[Stored entries]
● ● ● ●

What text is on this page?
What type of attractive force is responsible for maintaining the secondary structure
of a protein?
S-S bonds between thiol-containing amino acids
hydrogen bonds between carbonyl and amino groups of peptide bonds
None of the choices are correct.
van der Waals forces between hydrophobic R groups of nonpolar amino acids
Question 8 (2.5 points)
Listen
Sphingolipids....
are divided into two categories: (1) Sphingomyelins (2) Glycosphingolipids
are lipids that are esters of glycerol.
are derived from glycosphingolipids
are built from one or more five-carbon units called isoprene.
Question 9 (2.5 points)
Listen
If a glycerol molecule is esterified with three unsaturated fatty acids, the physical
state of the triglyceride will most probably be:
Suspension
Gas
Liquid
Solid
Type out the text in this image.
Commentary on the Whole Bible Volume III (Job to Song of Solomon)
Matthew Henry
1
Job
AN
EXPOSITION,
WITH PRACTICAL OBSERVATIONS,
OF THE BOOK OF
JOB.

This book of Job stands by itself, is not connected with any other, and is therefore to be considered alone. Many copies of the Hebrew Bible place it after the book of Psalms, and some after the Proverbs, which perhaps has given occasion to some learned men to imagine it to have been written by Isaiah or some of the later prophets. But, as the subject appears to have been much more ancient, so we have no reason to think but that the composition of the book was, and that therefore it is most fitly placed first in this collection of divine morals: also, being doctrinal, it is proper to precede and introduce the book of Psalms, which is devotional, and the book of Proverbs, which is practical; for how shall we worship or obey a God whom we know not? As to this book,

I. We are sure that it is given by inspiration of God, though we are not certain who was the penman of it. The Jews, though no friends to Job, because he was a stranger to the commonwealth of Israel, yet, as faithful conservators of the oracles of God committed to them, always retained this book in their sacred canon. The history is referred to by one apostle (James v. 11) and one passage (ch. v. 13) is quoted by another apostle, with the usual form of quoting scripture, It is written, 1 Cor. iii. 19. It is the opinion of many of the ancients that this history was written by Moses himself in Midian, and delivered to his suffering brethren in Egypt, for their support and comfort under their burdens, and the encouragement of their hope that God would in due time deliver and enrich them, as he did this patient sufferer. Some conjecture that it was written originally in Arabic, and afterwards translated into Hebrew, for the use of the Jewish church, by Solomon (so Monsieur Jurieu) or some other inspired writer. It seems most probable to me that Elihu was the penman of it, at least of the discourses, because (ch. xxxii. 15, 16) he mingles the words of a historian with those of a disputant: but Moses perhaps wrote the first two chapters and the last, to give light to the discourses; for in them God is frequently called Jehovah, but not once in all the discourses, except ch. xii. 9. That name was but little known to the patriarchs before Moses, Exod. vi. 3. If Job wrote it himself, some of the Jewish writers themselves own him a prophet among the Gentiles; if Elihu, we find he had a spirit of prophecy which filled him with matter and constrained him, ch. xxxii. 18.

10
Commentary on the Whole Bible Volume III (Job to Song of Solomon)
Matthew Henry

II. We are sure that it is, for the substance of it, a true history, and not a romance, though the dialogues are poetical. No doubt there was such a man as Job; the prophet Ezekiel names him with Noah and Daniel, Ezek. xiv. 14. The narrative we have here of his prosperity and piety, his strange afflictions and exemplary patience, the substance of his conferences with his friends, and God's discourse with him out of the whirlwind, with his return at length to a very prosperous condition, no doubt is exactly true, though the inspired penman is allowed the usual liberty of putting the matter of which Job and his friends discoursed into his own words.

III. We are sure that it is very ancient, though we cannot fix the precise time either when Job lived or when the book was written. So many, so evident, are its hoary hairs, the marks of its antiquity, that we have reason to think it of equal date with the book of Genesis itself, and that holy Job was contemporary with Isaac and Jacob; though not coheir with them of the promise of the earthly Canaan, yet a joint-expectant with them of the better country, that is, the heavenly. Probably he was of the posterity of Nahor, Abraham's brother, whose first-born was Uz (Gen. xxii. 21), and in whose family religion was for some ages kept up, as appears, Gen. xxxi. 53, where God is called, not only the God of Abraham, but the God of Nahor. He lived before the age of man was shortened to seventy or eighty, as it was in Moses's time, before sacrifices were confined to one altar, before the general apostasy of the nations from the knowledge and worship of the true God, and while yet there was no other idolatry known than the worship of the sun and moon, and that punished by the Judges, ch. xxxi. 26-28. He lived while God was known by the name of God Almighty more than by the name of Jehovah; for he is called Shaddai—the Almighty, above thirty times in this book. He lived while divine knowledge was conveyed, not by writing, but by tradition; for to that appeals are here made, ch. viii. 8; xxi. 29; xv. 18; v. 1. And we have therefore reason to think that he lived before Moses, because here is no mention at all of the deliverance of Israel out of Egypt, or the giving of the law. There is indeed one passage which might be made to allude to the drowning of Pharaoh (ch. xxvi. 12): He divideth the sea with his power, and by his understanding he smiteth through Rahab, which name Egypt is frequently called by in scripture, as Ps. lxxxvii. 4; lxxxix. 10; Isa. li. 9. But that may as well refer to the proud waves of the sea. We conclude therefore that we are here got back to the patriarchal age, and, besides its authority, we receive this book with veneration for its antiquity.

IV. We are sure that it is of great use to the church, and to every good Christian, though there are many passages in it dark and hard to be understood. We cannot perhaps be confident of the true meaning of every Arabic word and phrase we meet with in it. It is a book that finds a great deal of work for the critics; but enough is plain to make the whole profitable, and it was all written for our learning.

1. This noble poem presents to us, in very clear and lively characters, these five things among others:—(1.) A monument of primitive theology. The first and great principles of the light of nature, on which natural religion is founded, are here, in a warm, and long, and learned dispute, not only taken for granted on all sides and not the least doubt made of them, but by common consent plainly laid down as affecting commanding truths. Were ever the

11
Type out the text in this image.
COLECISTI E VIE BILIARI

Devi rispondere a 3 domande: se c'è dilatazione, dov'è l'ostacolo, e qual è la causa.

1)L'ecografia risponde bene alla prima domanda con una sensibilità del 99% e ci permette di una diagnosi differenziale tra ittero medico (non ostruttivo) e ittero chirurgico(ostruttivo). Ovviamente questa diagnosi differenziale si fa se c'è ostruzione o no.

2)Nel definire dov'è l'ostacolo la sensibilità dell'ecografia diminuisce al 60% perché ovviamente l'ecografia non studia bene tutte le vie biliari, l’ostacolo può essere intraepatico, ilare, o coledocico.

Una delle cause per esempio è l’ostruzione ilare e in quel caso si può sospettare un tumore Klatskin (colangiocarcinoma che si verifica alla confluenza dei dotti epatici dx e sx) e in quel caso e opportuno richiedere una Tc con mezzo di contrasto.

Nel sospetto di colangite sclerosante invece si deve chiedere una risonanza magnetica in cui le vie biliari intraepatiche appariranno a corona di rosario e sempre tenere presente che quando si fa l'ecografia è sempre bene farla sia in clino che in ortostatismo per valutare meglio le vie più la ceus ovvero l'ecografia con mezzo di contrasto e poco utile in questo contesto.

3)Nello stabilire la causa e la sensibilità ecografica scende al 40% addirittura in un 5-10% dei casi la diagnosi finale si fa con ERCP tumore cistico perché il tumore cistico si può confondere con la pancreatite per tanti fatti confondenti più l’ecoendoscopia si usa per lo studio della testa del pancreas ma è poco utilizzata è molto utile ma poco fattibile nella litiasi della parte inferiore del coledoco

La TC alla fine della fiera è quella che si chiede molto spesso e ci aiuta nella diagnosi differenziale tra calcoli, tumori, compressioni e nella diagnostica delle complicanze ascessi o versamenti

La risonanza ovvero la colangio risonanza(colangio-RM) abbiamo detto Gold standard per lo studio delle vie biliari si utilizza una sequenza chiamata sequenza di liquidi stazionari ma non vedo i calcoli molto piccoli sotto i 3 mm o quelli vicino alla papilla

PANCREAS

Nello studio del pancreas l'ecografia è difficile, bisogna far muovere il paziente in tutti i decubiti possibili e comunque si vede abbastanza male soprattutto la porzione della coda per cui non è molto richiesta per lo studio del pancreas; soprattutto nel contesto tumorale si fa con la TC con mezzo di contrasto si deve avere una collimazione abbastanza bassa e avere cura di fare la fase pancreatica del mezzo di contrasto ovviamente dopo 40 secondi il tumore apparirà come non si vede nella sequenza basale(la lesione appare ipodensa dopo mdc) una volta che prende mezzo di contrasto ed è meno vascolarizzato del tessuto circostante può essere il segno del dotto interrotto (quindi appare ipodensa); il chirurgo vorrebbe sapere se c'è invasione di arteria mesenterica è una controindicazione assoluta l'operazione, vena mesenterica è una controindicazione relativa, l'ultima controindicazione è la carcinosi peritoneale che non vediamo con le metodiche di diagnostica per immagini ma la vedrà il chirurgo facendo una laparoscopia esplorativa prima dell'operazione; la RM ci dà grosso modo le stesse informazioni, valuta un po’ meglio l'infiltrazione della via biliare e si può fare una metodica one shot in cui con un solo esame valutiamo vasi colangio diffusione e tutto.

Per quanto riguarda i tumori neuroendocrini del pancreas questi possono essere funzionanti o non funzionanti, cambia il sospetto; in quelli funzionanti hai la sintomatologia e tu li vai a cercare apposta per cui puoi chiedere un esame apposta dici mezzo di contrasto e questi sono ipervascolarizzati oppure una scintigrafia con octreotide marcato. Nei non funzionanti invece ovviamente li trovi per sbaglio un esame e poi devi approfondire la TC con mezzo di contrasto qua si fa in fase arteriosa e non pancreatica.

● ● ● ●

Among the records above, find each line holding the string "What" and pull it out.

**Result of the task**
What text is on this page?
What type of attractive force is responsible for maintaining the secondary structure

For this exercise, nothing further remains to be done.